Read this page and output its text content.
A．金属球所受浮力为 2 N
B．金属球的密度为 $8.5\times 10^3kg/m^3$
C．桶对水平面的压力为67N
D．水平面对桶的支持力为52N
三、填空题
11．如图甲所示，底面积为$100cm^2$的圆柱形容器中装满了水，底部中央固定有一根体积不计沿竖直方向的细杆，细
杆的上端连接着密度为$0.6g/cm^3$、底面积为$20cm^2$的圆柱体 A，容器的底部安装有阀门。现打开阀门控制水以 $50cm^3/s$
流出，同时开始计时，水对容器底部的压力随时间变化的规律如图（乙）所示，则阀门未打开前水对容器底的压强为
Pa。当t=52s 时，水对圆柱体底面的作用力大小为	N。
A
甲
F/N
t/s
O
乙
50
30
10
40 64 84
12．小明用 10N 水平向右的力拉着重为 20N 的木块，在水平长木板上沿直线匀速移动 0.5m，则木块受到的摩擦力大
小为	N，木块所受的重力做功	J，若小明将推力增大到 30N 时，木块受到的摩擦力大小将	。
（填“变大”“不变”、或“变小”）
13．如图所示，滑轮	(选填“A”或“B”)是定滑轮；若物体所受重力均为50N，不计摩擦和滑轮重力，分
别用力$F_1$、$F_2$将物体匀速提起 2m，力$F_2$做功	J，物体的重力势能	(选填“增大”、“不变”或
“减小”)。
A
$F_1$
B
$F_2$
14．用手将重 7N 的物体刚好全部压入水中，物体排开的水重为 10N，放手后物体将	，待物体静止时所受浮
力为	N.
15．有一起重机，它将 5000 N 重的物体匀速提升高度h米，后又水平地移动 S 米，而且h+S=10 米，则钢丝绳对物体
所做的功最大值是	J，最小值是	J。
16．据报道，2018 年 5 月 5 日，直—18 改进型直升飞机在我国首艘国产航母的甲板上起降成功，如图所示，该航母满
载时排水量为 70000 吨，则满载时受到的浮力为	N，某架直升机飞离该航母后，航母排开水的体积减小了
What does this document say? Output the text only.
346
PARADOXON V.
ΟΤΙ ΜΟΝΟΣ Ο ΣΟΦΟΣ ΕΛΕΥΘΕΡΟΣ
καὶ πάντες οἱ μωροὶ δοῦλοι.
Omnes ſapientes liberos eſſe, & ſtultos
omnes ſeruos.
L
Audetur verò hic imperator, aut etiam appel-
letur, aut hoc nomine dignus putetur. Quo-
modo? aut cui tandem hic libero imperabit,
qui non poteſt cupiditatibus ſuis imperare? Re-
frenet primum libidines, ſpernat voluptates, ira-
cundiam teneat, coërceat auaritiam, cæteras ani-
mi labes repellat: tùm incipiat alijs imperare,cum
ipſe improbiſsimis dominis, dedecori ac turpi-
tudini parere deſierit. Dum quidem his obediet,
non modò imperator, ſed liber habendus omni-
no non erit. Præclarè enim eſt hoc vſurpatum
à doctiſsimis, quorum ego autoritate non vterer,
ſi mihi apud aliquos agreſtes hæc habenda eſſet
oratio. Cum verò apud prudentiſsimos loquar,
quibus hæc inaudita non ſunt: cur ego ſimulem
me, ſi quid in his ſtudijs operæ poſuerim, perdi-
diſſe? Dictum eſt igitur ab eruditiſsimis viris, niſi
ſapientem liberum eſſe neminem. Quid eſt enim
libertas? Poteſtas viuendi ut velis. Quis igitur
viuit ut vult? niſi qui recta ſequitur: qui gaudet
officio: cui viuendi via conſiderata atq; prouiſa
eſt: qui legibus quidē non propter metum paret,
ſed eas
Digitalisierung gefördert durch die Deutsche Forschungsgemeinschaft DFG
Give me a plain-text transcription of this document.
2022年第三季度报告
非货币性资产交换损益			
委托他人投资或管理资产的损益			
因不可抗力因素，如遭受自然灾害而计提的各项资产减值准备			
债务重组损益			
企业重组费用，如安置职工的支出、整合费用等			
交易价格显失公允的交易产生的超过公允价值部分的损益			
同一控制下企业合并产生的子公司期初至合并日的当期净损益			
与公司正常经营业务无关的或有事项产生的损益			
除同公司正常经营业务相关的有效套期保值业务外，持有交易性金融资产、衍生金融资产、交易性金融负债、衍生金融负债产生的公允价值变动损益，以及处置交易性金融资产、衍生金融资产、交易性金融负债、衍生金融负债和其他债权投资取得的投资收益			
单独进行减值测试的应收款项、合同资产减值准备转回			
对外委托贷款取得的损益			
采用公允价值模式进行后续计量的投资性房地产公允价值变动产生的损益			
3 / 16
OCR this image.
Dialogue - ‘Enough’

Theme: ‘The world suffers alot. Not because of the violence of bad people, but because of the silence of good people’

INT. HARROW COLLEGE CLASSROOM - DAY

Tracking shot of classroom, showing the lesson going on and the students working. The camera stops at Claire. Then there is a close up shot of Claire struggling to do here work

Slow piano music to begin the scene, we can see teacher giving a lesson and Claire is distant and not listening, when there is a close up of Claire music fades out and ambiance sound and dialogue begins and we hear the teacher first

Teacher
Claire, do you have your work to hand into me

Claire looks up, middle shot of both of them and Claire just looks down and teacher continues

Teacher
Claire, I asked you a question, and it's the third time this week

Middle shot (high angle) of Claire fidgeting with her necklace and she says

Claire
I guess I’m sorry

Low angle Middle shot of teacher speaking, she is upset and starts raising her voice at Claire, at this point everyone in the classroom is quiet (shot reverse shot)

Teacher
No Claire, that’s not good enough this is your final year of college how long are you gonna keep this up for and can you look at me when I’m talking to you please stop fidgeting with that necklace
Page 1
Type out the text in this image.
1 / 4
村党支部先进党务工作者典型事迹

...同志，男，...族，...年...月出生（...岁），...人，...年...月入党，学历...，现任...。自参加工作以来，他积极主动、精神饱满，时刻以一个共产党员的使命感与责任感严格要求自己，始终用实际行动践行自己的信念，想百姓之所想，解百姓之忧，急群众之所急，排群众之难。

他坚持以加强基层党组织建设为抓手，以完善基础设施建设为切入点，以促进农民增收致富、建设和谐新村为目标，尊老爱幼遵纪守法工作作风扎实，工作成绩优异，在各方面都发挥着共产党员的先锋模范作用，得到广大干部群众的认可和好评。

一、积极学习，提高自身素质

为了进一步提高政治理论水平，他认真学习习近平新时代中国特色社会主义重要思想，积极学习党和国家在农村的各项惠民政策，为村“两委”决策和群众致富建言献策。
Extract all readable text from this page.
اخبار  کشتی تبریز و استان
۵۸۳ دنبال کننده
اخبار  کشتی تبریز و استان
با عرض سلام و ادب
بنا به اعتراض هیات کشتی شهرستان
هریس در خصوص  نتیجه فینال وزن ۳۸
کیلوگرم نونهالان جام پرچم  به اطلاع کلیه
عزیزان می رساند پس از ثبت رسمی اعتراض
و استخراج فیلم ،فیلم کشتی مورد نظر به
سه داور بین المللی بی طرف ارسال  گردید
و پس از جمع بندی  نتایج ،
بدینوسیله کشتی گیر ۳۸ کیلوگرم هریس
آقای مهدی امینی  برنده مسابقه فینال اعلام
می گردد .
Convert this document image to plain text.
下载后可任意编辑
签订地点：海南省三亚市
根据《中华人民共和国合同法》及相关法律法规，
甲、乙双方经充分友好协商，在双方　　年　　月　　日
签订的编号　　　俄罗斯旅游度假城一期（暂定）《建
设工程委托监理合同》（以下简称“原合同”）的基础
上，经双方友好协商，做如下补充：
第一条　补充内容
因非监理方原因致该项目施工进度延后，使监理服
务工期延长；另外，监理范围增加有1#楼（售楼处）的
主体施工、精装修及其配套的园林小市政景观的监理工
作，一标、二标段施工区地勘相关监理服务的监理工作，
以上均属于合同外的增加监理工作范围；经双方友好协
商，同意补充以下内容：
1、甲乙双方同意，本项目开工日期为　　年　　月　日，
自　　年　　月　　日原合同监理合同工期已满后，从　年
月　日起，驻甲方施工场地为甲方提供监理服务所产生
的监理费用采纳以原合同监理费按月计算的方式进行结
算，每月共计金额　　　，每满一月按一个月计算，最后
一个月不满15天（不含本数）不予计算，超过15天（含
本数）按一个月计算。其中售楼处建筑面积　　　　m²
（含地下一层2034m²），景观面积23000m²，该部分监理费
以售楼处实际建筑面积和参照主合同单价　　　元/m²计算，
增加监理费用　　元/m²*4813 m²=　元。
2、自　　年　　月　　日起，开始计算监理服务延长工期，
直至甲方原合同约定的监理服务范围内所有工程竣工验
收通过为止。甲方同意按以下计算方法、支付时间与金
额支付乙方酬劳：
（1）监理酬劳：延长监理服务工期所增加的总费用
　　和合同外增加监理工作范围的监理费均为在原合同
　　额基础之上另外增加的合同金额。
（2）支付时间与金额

========

What the task asks
Find how many lines in the listing hold "niſi", and reply with that number only.

Reply
2